EXCERPT —
# Homemade stuffing cubes~



## Maggie (May 12, 2002)

Does anyone make their own stuffing cubes? If you do, is there a 'recipe' for it or what? It is something that I've always wondered about, and the packages of them have skyrocketed:grit:. Thanks and have a great day, Maggie


----------



## Melissa (Apr 15, 2002)

I just save any leftover bread and dry it to use for stuffing. No special recipe, but you could sprinkle in some garlic powder or other herbs.


----------



## Kmac15 (May 19, 2007)

Never used them. I make white bread stuffing with store bought bread and cornbread dressing with store bread and homemade cornbread. Both are seasoned when I make them.


----------



## Horseyrider (Aug 8, 2010)

I'm a little fussy about my stuffing, so I make something I call stuffing bread. It's a loaf of bread to which I add sage, garlic, rosemary, and thyme as I mix it up. The smell when it bakes is heavenly! One loaf gets cubed and dried in a 200 degree oven until it's crispy, and goes into the bird. The other is sliced for turkey sandwiches.


----------



## sewsilly (May 16, 2004)

Horseyrider... I read few posts that make me want to walk to the kitchen and bake immediately...

I. must. go. bake. this. now!

oh, my...
dawn


----------



## Horseyrider (Aug 8, 2010)

Heh! Nice to meet another bread baking junkie, Dawn!

*high five*


----------

SUPPLIED ENTRIES —
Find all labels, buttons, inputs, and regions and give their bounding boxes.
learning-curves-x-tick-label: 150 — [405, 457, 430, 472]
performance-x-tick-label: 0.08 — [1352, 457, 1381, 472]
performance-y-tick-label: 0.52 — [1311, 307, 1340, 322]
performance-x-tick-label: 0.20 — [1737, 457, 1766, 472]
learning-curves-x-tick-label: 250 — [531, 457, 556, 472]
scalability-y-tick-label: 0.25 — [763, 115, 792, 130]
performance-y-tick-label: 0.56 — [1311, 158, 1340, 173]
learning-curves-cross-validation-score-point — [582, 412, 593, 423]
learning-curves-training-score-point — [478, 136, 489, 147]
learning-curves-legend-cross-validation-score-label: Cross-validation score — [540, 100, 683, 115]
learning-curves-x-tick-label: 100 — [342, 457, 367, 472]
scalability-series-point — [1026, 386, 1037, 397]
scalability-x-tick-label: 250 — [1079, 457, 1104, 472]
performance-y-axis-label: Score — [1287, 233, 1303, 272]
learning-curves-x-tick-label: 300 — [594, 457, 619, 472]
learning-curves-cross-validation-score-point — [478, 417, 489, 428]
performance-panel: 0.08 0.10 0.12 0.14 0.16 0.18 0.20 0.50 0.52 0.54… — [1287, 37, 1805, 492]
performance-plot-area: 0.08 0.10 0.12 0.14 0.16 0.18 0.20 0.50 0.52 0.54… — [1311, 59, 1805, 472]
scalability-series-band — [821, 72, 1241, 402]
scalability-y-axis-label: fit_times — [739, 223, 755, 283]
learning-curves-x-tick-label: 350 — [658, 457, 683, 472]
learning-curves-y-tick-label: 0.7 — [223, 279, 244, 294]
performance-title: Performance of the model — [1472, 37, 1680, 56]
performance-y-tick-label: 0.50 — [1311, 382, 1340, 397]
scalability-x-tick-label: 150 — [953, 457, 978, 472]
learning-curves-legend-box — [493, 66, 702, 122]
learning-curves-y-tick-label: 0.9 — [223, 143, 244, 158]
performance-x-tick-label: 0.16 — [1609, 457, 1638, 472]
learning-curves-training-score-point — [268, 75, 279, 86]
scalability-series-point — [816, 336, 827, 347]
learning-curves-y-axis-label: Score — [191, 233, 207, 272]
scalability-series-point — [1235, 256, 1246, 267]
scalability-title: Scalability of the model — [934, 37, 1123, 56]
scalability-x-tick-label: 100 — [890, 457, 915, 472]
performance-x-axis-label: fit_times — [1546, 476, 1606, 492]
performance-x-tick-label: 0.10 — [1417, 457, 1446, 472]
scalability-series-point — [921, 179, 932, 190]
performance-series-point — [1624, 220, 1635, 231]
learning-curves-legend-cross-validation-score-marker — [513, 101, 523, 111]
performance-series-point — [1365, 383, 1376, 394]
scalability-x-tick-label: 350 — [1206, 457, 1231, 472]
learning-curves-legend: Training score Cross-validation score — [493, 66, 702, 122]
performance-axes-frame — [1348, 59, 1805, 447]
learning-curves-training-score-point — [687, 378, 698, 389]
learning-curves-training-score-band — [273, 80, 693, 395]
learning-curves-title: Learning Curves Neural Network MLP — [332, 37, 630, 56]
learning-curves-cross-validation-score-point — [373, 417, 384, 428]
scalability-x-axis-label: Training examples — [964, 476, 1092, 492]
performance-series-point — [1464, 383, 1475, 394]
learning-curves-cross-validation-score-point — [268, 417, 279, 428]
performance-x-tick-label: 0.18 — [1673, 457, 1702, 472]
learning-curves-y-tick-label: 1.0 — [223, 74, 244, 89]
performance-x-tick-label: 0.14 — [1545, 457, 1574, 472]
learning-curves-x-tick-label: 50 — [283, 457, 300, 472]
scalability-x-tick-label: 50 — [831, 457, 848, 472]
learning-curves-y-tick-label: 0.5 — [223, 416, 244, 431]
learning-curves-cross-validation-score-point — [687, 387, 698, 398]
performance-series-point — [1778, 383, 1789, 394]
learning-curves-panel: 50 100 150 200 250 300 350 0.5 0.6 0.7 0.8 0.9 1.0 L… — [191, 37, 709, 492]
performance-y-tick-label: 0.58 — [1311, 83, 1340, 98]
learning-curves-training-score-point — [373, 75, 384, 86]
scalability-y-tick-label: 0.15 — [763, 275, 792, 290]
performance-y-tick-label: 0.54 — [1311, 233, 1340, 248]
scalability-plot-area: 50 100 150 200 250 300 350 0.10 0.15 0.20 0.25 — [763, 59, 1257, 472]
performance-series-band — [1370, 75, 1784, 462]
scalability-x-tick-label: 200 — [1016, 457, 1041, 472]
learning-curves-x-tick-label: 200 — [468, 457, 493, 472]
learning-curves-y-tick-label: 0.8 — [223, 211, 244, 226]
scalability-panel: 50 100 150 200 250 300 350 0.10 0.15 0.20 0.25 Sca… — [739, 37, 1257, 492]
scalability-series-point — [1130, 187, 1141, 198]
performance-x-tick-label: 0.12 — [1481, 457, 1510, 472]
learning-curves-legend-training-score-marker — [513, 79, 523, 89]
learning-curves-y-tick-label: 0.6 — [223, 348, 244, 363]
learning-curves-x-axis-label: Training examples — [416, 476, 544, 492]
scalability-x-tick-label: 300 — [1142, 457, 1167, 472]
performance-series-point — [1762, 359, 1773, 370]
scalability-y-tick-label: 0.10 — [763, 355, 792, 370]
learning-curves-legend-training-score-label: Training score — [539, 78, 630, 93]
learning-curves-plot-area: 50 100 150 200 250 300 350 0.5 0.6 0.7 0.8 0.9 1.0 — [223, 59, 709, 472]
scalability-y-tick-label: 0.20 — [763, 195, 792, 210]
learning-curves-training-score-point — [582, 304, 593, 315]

EXERCISES —
a. Retype the passage from the stuffing cubes thread from "Does anyone make" up to and including "(Apr 15, 2002)".
b. For each statement below, answer yes or no according to the stuffing cubes thread, and quote the words of the thread that decide it.
(i) Melissa uses a special recipe when she dries leftover bread for stuffing.
(ii) Horseyrider dries the cubed loaf in a 200 degree oven.
(iii) Kmac15 makes cornbread dressing with homemade cornbread.

COMPLETE ANSWERS —
a.
Does anyone make their own stuffing cubes? If you do, is there a 'recipe' for it or what? It is something that I've always wondered about, and the packages of them have skyrocketed:grit:. Thanks and have a great day, Maggie


----------



## Melissa (Apr 15, 2002)

b.
(i) No: "No special recipe, but you could sprinkle in some garlic powder or other herbs."
(ii) Yes: "One loaf gets cubed and dried in a 200 degree oven until it's crispy"
(iii) Yes: "cornbread dressing with store bread and homemade cornbread"